═══ Supplied records
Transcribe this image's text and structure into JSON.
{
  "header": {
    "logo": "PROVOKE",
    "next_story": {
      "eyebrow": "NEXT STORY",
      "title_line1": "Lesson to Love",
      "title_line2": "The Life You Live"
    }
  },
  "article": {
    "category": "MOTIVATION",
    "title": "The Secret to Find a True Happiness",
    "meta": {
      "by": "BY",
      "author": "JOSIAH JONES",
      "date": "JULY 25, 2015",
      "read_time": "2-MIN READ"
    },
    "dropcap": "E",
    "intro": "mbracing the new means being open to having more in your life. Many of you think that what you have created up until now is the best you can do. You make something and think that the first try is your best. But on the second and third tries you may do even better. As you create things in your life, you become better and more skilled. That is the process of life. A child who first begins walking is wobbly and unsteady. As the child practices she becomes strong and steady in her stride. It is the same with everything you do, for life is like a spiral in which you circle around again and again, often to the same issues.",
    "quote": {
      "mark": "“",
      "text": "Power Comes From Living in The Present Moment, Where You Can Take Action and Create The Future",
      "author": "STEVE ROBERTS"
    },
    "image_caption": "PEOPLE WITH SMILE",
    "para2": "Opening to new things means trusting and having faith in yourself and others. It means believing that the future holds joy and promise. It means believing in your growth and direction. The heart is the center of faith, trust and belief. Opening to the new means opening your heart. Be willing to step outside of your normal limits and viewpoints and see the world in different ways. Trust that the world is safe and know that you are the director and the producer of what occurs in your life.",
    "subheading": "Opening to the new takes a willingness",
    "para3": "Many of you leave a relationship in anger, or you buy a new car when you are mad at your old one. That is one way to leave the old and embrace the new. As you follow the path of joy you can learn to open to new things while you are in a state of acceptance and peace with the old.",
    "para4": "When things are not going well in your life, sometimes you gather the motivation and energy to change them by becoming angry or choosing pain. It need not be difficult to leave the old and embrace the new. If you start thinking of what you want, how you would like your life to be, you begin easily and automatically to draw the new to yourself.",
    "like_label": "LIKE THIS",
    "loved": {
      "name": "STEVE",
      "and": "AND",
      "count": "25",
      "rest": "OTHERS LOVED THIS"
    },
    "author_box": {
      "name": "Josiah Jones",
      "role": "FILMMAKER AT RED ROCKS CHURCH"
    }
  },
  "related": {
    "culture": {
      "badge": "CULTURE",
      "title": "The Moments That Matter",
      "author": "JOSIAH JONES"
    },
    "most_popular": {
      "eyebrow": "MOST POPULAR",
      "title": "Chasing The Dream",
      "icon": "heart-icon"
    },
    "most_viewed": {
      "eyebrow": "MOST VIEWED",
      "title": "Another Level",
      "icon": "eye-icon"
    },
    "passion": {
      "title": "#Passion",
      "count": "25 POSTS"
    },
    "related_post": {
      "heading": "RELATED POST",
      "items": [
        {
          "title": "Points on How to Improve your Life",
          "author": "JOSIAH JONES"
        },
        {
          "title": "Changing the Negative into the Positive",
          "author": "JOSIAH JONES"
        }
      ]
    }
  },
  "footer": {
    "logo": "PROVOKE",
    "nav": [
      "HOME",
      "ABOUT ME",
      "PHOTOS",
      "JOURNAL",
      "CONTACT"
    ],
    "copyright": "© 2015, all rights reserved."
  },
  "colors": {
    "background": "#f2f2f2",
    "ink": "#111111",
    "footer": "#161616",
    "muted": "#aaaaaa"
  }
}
══════
**Aim**
Gather all lines from the records above in which "Many" appears.

**Reply**
    "intro": "mbracing the new means being open to having more in your life. Many of you think that what you have created up until now is the best you can do. You make something and think that the first try is your best. But on the second and third tries you may do even better. As you create things in your life, you become better and more skilled. That is the process of life. A child who first begins walking is wobbly and unsteady. As the child practices she becomes strong and steady in her stride. It is the same with everything you do, for life is like a spiral in which you circle around again and again, often to the same issues.",
    "para3": "Many of you leave a relationship in anger, or you buy a new car when you are mad at your old one. That is one way to leave the old and embrace the new. As you follow the path of joy you can learn to open to new things while you are in a state of acceptance and peace with the old.",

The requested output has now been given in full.